(Data excerpts)
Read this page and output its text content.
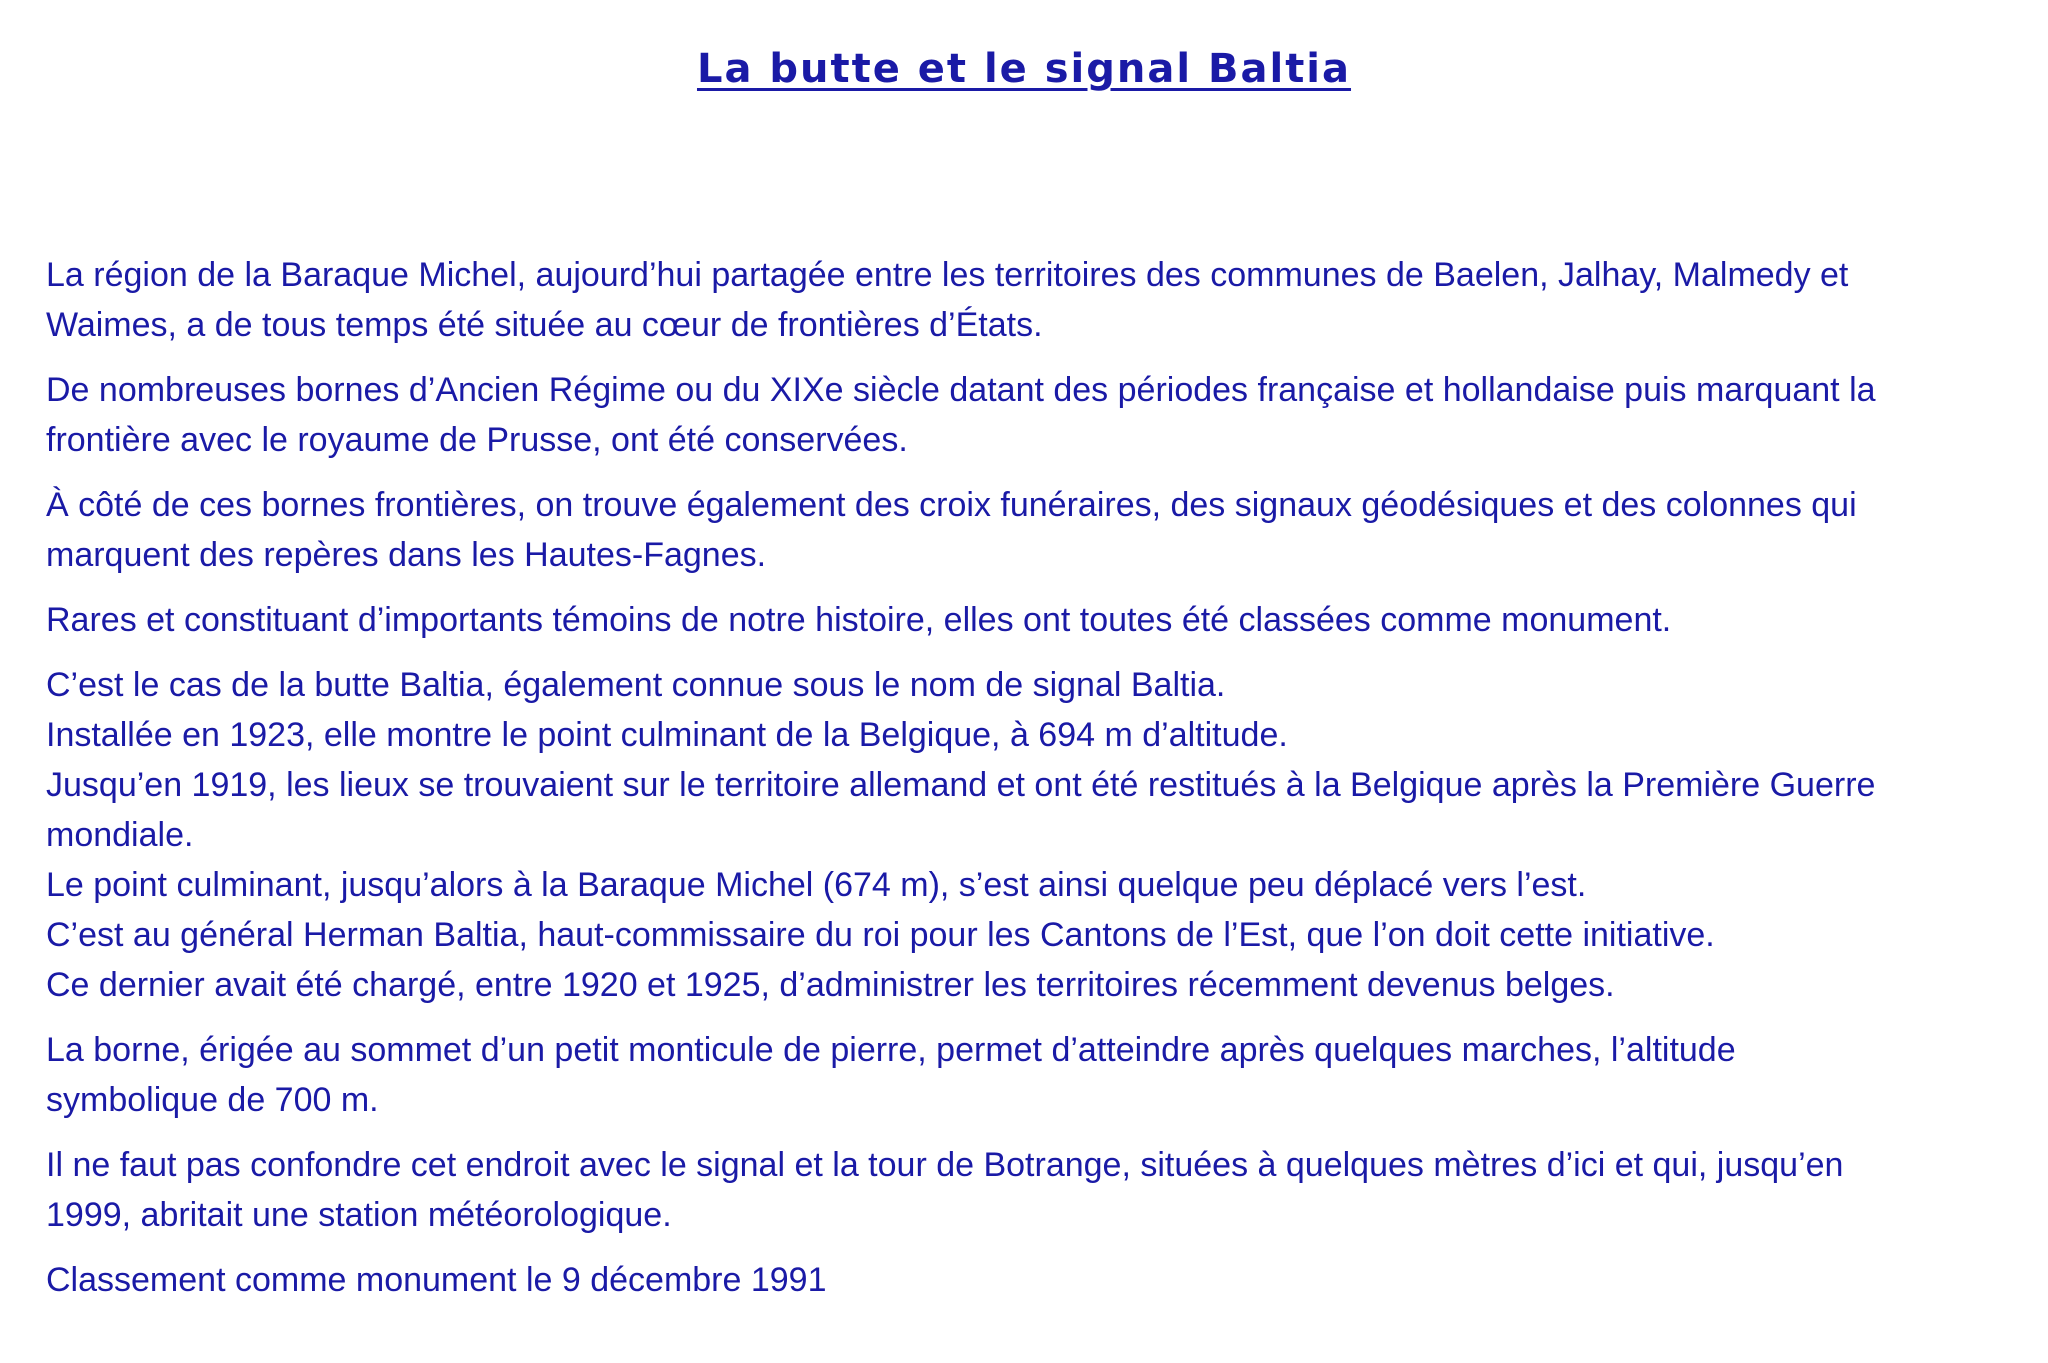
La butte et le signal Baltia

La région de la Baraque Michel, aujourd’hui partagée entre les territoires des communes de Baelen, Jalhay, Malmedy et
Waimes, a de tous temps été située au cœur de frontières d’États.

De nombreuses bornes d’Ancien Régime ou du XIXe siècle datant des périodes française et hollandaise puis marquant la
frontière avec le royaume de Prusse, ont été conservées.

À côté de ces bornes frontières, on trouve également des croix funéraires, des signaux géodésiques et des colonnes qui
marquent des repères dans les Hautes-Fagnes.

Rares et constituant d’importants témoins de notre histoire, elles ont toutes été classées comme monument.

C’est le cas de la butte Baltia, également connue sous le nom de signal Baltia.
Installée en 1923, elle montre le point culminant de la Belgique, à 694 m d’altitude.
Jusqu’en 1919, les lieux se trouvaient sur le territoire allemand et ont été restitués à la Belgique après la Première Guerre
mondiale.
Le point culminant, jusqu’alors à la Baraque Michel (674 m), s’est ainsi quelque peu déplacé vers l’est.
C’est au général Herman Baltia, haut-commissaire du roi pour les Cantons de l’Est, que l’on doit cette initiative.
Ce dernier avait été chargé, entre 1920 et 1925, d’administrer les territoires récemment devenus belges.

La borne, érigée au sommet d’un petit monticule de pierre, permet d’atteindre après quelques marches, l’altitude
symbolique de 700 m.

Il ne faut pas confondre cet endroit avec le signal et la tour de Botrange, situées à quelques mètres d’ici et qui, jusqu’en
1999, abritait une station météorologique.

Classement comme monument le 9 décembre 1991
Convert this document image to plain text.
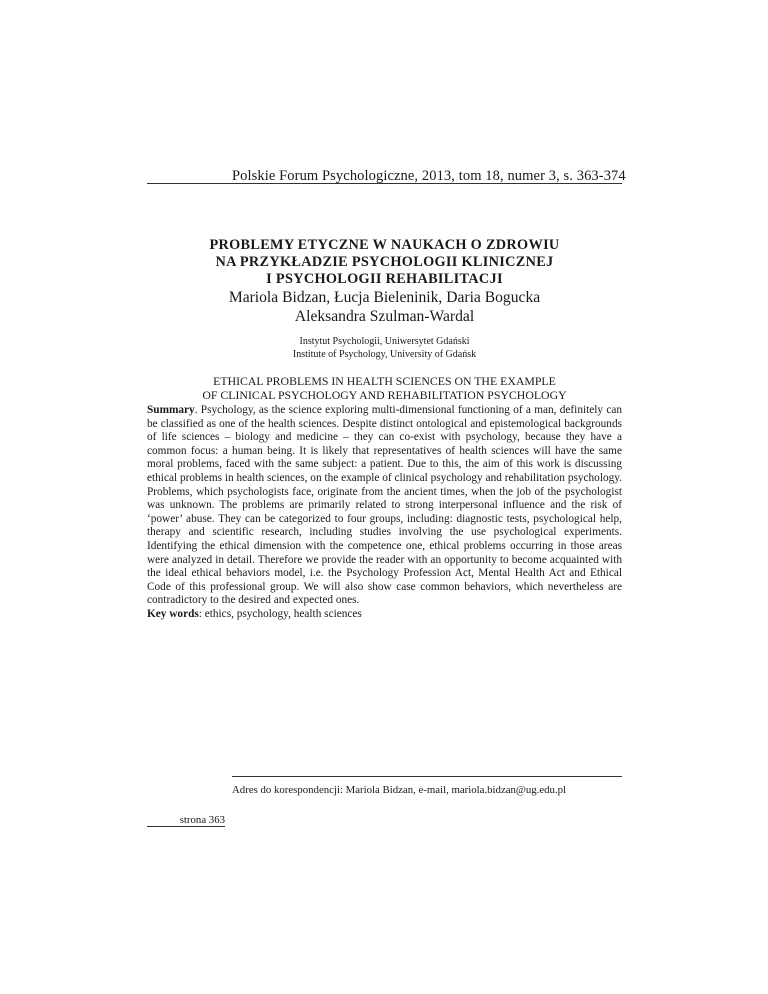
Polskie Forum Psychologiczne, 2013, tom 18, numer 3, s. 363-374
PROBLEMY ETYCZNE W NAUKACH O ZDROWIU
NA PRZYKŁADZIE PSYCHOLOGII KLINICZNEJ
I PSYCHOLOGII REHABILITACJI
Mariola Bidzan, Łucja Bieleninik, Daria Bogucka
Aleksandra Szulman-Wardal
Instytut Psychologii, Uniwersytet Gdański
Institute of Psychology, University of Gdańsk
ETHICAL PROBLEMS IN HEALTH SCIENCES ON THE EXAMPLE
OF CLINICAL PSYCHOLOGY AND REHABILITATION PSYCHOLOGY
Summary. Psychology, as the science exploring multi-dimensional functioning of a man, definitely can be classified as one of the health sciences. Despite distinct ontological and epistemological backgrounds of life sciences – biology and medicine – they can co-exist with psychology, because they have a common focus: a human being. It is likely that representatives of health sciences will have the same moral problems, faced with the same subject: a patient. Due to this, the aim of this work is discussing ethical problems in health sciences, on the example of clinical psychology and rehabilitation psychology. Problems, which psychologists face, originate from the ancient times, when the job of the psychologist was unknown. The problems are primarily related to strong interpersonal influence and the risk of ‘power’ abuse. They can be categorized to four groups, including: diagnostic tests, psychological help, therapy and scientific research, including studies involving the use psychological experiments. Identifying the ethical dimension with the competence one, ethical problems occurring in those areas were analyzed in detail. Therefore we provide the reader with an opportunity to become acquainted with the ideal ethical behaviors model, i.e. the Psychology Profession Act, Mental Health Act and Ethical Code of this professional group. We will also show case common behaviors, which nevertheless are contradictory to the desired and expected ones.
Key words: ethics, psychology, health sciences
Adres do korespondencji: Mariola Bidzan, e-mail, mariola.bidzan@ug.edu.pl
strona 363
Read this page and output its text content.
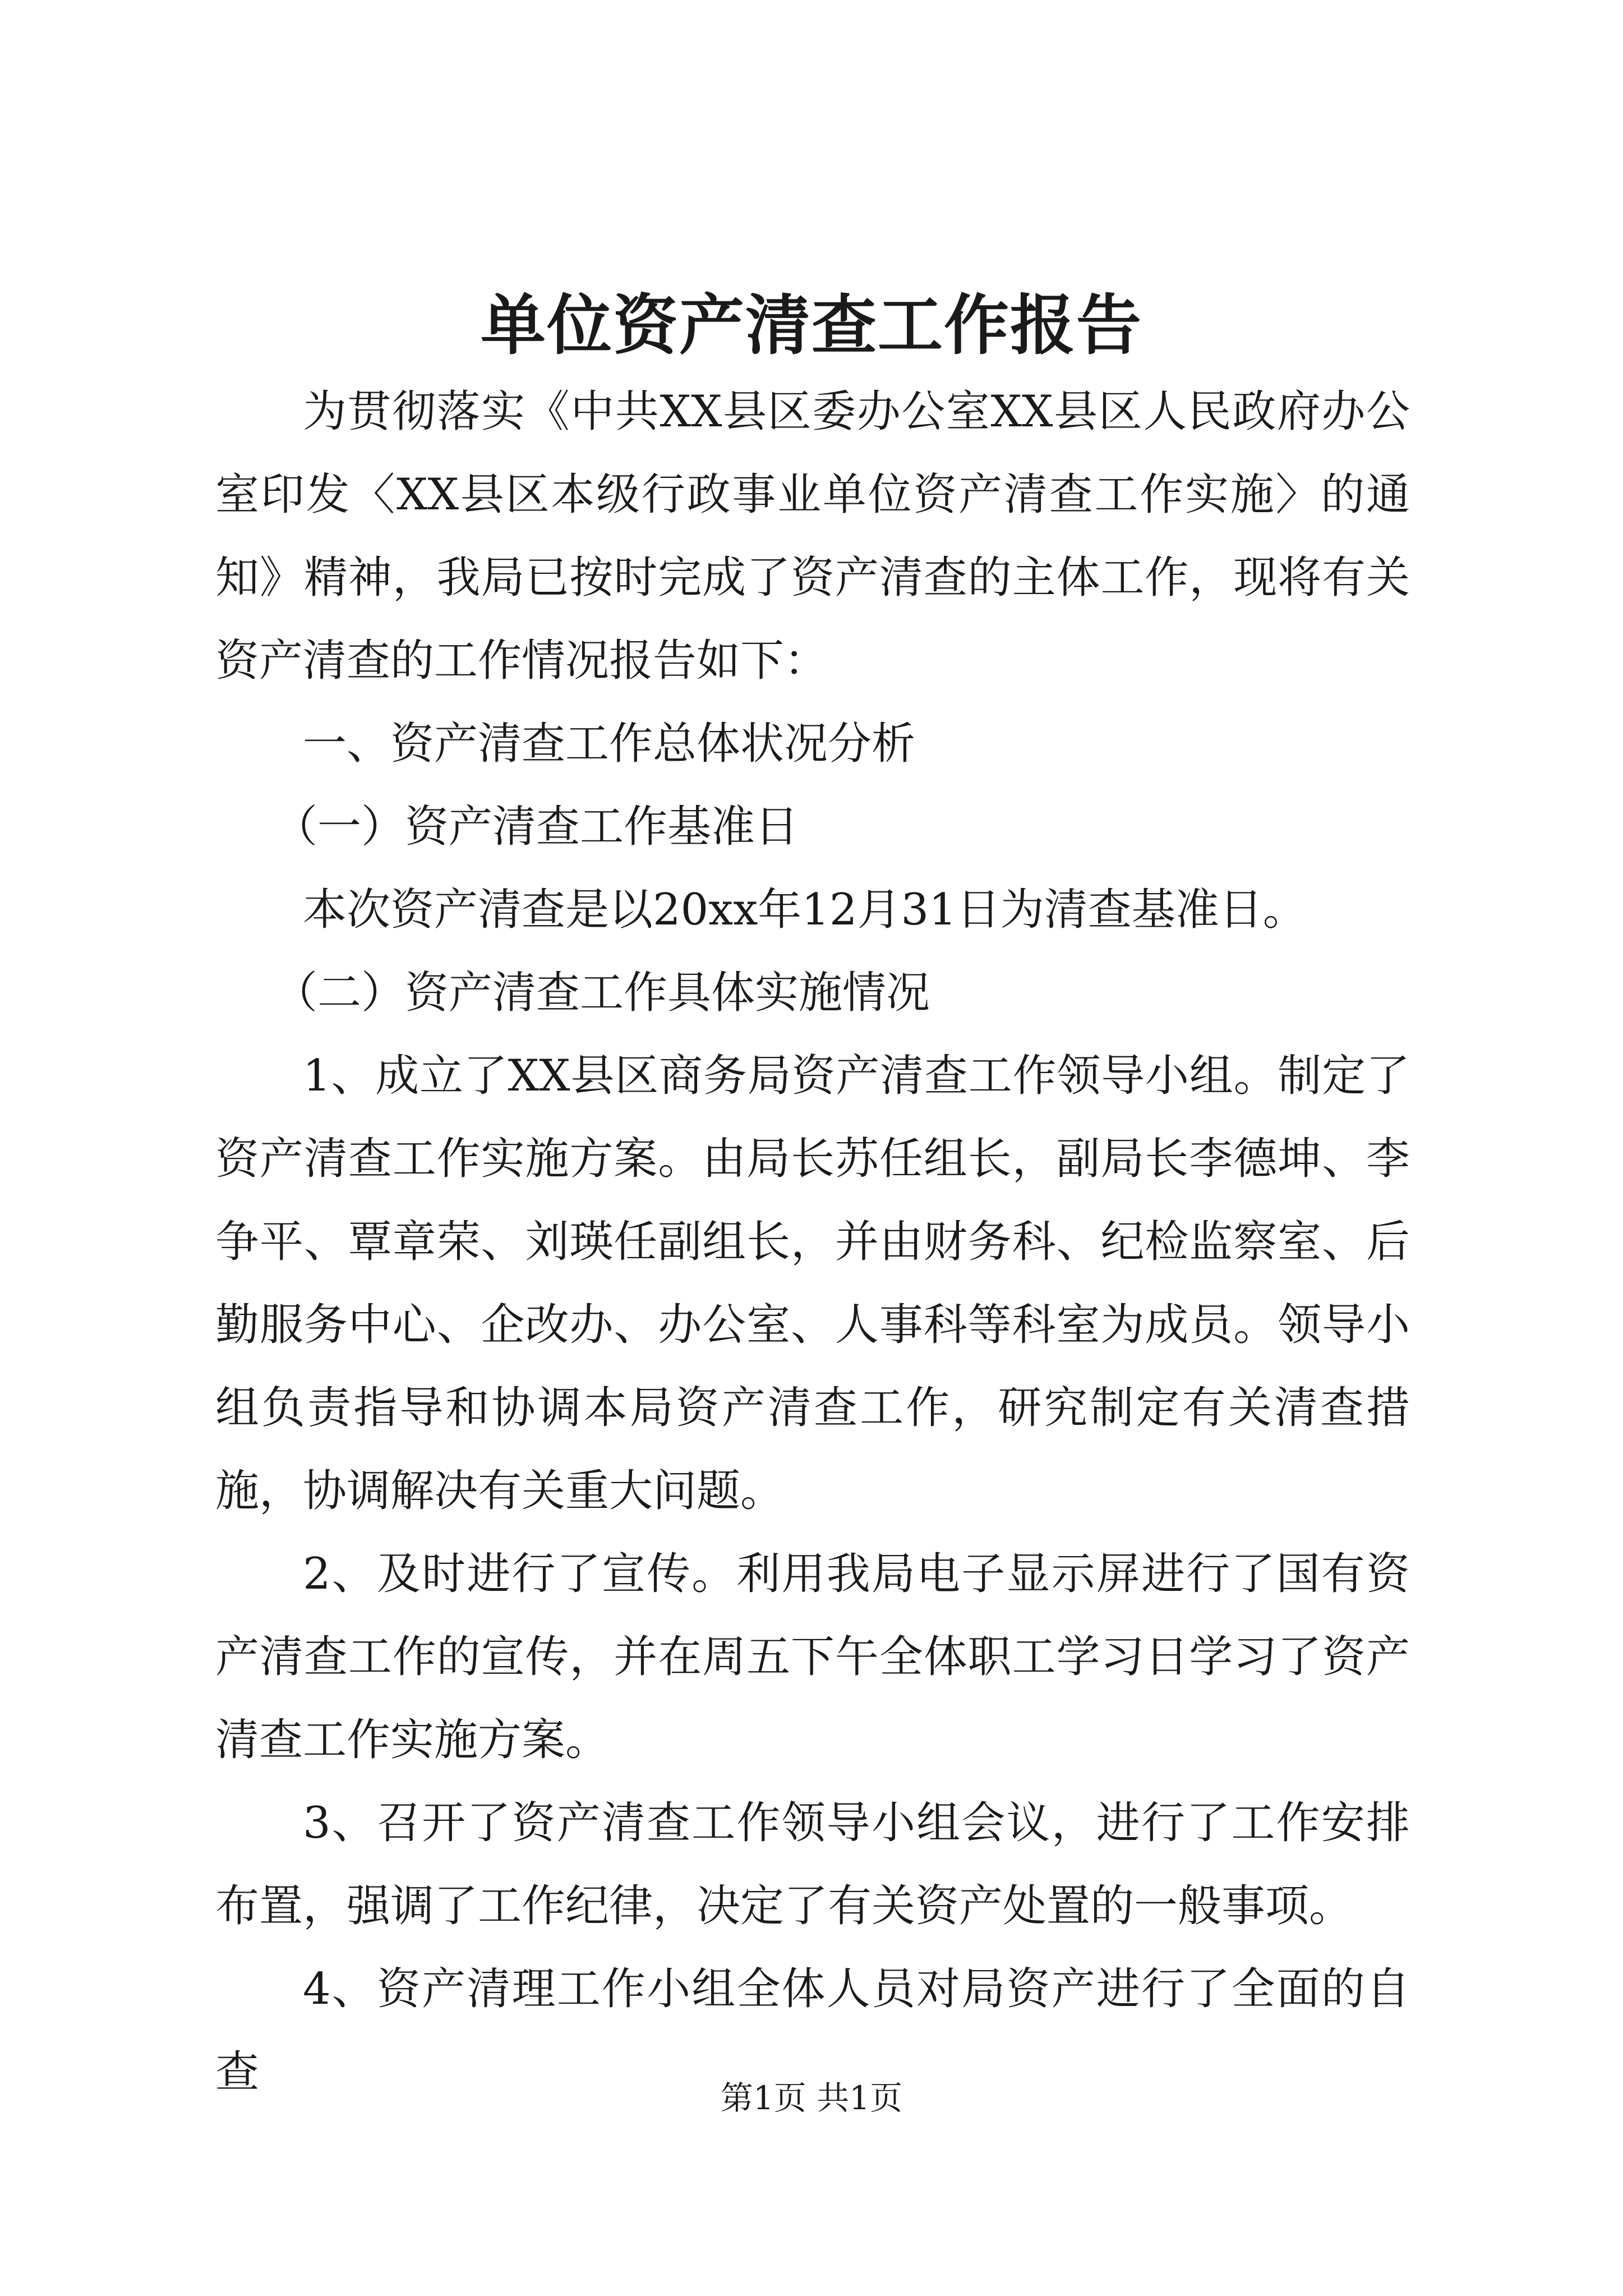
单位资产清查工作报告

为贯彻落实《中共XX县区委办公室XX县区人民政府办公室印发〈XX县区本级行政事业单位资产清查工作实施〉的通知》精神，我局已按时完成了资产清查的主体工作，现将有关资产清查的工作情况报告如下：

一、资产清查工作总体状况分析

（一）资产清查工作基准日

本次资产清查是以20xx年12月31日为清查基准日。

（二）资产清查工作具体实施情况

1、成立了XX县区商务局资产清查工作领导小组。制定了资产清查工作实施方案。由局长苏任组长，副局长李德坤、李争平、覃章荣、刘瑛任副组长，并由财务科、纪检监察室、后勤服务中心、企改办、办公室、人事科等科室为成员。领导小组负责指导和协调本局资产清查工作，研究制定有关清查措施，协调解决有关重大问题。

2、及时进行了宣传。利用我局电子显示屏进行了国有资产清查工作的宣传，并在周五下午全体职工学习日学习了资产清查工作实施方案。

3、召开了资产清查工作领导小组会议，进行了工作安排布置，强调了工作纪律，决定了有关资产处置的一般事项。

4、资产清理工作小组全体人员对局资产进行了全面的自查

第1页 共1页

- [Written request]
From the data above, work out how many lines hold "culminant". Answer with the number alone.

- [Solution below]
2